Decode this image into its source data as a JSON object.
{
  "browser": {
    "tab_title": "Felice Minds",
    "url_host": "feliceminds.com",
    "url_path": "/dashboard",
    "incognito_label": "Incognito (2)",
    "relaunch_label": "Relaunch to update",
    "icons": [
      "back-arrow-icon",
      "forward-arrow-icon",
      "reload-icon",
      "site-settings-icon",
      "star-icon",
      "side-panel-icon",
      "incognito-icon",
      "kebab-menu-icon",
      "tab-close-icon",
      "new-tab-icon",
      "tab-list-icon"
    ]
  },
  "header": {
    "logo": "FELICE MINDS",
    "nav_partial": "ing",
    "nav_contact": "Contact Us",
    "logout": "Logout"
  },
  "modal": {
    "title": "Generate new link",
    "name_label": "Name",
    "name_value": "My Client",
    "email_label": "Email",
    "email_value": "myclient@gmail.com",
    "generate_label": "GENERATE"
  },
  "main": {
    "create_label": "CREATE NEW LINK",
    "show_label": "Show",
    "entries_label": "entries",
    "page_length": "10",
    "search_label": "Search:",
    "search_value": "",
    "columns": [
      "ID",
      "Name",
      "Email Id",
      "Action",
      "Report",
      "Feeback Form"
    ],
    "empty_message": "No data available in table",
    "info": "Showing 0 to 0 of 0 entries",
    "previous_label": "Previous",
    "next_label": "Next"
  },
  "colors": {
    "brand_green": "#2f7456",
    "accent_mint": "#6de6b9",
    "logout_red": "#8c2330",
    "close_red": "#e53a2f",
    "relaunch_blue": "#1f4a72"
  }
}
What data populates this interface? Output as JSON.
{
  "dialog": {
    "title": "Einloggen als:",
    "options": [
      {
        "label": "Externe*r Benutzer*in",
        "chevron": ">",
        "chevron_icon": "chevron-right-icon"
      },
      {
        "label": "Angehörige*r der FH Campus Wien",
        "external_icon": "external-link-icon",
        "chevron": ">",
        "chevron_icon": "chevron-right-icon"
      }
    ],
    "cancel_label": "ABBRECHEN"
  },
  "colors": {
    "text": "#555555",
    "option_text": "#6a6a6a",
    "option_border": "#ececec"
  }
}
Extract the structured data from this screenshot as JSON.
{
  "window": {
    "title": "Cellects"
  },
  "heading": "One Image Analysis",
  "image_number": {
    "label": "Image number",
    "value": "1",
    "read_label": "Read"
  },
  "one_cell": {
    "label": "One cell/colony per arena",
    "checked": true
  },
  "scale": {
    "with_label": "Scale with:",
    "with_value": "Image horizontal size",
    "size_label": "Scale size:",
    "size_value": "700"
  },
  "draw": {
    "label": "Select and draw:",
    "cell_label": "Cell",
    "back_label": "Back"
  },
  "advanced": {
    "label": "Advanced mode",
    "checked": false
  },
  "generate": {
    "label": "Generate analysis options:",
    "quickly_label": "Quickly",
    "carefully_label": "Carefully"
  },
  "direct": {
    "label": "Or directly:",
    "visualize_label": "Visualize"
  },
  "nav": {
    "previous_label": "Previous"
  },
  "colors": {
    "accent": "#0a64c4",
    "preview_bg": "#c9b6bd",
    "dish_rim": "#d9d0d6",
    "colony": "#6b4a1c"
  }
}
· · · ·
* Task
Figure out how many lines above include the string "options", then report that number and nothing else.

* Solution to this task
2